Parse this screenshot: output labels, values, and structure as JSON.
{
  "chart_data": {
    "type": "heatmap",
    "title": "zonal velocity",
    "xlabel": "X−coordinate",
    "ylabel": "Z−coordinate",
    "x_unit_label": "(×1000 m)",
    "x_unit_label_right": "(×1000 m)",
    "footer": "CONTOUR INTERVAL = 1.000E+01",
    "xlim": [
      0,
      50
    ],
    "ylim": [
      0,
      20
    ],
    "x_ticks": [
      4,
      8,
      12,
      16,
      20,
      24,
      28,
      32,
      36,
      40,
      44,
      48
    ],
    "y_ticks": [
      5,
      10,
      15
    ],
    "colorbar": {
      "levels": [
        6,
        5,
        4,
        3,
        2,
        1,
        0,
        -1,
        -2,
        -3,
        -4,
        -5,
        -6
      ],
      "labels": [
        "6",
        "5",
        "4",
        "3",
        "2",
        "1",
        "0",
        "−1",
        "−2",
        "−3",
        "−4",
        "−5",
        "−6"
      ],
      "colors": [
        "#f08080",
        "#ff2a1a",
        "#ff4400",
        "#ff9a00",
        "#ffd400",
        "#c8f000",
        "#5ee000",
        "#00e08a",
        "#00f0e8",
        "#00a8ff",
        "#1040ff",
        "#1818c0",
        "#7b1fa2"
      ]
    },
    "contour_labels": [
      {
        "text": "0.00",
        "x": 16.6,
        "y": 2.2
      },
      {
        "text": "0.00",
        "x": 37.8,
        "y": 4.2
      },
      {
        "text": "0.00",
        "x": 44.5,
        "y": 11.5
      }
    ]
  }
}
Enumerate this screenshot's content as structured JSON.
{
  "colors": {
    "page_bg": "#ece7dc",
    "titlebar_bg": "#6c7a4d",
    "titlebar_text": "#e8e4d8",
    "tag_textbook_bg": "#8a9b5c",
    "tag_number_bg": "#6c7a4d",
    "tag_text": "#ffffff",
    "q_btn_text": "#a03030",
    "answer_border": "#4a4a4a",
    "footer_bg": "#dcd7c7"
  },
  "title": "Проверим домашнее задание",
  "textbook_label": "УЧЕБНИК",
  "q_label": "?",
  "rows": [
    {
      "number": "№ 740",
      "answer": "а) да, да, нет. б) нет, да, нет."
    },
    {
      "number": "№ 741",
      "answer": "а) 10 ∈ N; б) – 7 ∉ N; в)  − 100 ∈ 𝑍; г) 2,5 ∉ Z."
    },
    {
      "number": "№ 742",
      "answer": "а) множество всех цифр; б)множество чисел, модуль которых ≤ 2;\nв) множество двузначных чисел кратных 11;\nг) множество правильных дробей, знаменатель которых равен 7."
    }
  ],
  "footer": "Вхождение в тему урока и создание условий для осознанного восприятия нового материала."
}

* * *

Return all the lines that contain the string "this".

OUTPUT OF THE TASK:
Parse this screenshot: output labels, values, and structure as JSON.
Enumerate this screenshot's content as structured JSON.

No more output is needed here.